-- The problem --
Which lines below hold the word "this"? Copy all of them.

-- Recorded data --
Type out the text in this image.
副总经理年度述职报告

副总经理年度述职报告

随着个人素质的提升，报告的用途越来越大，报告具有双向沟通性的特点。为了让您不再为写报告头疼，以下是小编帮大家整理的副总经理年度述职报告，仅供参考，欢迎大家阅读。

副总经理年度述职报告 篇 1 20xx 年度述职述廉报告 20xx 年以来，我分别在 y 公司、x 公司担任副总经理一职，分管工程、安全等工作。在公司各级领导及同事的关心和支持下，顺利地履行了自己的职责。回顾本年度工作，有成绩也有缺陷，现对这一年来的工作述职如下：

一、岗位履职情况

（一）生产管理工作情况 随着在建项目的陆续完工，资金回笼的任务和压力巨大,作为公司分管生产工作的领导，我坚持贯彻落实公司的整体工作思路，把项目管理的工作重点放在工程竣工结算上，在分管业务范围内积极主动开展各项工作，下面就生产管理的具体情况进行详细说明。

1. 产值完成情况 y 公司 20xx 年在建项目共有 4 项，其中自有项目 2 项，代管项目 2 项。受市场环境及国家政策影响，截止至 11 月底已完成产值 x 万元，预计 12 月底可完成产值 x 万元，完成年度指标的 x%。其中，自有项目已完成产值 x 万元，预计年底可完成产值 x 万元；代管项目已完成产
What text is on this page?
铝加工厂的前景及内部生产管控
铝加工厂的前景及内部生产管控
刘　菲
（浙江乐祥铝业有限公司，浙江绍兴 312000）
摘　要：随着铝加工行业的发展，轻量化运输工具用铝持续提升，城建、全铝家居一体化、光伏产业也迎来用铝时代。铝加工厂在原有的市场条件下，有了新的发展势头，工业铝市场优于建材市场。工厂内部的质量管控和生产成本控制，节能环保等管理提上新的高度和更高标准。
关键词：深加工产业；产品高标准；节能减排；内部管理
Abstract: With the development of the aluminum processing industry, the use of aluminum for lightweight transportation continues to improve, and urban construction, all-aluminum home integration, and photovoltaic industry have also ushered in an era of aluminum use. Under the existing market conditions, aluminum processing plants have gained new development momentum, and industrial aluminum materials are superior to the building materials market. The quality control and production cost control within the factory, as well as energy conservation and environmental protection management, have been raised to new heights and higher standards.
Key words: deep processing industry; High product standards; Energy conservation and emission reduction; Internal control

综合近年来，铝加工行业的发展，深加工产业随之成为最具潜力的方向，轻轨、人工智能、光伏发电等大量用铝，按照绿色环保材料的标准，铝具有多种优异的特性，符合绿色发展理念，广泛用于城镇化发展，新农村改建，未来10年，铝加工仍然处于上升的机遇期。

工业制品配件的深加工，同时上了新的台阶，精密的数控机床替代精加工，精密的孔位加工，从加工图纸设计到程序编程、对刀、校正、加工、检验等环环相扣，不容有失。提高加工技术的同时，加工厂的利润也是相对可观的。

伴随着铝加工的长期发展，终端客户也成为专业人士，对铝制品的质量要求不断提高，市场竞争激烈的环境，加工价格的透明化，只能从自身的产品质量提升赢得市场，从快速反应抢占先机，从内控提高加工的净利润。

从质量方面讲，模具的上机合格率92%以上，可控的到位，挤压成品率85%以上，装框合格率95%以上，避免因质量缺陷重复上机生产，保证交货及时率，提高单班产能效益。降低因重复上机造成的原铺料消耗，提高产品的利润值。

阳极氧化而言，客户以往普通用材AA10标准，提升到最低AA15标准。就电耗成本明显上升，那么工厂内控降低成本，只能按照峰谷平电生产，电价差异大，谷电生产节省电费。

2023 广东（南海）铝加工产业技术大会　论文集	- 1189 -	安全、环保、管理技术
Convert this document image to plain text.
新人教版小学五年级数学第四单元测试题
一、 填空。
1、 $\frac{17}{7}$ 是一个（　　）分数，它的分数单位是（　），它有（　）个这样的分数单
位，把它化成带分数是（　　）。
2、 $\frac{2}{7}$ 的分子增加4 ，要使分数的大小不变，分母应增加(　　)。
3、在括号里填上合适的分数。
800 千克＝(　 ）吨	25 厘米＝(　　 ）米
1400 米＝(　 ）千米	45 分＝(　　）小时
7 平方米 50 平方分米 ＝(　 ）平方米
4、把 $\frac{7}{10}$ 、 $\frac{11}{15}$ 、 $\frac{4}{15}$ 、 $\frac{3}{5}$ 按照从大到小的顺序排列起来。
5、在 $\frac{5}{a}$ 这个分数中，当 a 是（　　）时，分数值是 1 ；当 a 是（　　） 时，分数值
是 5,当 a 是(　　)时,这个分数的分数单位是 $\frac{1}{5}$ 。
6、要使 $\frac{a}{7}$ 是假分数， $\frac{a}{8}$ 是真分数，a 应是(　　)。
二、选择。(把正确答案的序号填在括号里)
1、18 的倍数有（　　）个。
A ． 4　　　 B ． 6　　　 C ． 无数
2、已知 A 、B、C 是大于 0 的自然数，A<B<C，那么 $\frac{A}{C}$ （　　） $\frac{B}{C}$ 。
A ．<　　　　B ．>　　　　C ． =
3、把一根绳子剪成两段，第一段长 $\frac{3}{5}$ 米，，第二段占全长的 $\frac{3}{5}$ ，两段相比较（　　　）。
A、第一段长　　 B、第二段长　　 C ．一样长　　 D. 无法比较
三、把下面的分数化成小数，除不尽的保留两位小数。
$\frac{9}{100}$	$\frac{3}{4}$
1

-- The solution --
Type out the text in this image.
What text is on this page?
Convert this document image to plain text.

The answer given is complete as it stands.